> [Aim]: Extract the listing below in full, unchanged.
»»
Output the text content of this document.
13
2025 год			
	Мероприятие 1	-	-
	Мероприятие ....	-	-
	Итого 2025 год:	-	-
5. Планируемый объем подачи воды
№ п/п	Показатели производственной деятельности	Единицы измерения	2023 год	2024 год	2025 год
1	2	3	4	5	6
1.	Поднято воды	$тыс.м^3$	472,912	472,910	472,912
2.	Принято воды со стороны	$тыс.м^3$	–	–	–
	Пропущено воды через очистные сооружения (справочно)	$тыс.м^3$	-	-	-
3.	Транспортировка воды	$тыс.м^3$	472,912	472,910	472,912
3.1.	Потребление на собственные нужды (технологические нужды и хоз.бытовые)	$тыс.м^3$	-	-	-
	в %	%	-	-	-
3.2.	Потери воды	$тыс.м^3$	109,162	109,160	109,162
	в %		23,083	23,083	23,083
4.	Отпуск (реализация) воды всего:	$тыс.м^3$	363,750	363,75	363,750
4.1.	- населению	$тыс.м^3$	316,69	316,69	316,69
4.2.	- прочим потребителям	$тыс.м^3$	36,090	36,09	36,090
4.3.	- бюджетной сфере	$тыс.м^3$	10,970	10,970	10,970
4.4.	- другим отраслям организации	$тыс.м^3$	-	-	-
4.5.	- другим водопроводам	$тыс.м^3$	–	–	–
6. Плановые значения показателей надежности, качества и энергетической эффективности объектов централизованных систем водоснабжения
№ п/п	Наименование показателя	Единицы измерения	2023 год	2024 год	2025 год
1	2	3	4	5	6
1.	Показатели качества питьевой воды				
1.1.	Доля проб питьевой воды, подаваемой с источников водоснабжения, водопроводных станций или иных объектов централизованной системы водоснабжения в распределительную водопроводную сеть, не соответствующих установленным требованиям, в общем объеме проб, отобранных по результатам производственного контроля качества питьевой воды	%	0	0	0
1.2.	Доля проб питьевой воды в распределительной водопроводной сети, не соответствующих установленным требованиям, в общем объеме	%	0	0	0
««
> [Solution to the exercise]:
Output the text content of this document.
13
2025 год			
	Мероприятие 1	-	-
	Мероприятие ....	-	-
	Итого 2025 год:	-	-
5. Планируемый объем подачи воды
№ п/п	Показатели производственной деятельности	Единицы измерения	2023 год	2024 год	2025 год
1	2	3	4	5	6
1.	Поднято воды	$тыс.м^3$	472,912	472,910	472,912
2.	Принято воды со стороны	$тыс.м^3$	–	–	–
	Пропущено воды через очистные сооружения (справочно)	$тыс.м^3$	-	-	-
3.	Транспортировка воды	$тыс.м^3$	472,912	472,910	472,912
3.1.	Потребление на собственные нужды (технологические нужды и хоз.бытовые)	$тыс.м^3$	-	-	-
	в %	%	-	-	-
3.2.	Потери воды	$тыс.м^3$	109,162	109,160	109,162
	в %		23,083	23,083	23,083
4.	Отпуск (реализация) воды всего:	$тыс.м^3$	363,750	363,75	363,750
4.1.	- населению	$тыс.м^3$	316,69	316,69	316,69
4.2.	- прочим потребителям	$тыс.м^3$	36,090	36,09	36,090
4.3.	- бюджетной сфере	$тыс.м^3$	10,970	10,970	10,970
4.4.	- другим отраслям организации	$тыс.м^3$	-	-	-
4.5.	- другим водопроводам	$тыс.м^3$	–	–	–
6. Плановые значения показателей надежности, качества и энергетической эффективности объектов централизованных систем водоснабжения
№ п/п	Наименование показателя	Единицы измерения	2023 год	2024 год	2025 год
1	2	3	4	5	6
1.	Показатели качества питьевой воды				
1.1.	Доля проб питьевой воды, подаваемой с источников водоснабжения, водопроводных станций или иных объектов централизованной системы водоснабжения в распределительную водопроводную сеть, не соответствующих установленным требованиям, в общем объеме проб, отобранных по результатам производственного контроля качества питьевой воды	%	0	0	0
1.2.	Доля проб питьевой воды в распределительной водопроводной сети, не соответствующих установленным требованиям, в общем объеме	%	0	0	0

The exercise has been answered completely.